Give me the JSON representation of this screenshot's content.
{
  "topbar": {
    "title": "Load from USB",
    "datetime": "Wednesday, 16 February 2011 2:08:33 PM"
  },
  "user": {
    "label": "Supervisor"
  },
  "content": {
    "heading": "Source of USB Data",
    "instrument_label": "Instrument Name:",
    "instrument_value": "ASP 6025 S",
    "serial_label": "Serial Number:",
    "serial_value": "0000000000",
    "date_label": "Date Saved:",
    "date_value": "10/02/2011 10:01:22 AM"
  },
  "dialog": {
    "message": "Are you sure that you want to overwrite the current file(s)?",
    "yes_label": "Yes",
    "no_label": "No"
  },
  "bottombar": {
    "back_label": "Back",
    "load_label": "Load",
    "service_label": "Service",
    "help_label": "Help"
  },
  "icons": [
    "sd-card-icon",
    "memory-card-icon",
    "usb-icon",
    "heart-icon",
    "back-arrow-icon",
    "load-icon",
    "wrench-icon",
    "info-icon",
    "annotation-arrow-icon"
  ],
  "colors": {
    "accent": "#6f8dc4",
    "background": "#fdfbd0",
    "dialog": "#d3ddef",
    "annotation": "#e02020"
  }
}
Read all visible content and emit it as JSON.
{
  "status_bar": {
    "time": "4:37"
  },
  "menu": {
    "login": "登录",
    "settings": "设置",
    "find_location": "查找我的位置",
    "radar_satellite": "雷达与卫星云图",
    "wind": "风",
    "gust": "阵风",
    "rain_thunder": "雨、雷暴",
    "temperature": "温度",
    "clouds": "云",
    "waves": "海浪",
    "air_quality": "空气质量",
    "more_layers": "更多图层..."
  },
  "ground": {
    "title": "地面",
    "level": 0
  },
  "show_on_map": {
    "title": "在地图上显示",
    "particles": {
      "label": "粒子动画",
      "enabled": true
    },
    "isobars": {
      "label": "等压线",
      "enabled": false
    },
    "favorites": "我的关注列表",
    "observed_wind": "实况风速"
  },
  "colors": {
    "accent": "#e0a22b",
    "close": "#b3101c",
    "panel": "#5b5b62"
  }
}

--------

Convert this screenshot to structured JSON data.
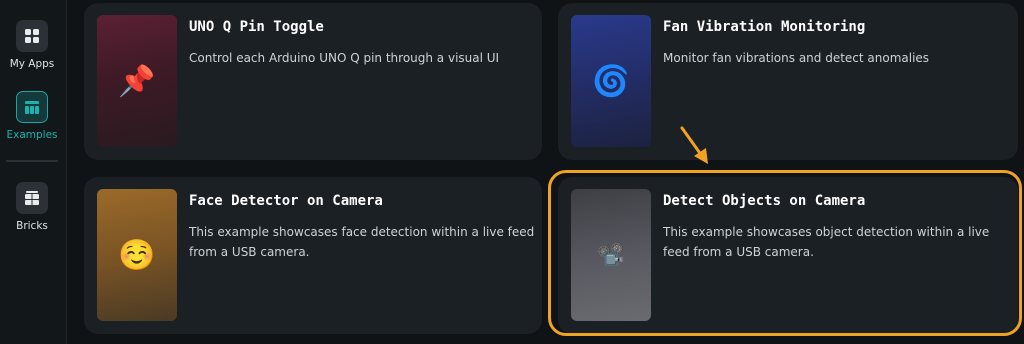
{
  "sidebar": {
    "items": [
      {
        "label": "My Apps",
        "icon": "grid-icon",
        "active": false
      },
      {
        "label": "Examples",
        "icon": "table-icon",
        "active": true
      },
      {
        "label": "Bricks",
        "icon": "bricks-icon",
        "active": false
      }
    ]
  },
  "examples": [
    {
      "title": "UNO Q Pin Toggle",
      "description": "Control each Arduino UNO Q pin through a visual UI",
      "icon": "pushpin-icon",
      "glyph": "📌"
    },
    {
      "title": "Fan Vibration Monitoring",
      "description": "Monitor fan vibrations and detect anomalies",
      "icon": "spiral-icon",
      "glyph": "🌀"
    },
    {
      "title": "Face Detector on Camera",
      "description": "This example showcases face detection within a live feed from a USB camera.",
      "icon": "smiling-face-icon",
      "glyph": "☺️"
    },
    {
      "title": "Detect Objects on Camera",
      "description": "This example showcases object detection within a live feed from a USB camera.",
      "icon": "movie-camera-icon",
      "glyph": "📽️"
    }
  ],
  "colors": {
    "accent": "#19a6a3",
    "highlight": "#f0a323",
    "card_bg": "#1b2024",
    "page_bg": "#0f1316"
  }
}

--------

Search the lines for "accent". Copy each line that has it.

    "accent": "#6f8dc4",
    "accent": "#e0a22b",
    "accent": "#19a6a3",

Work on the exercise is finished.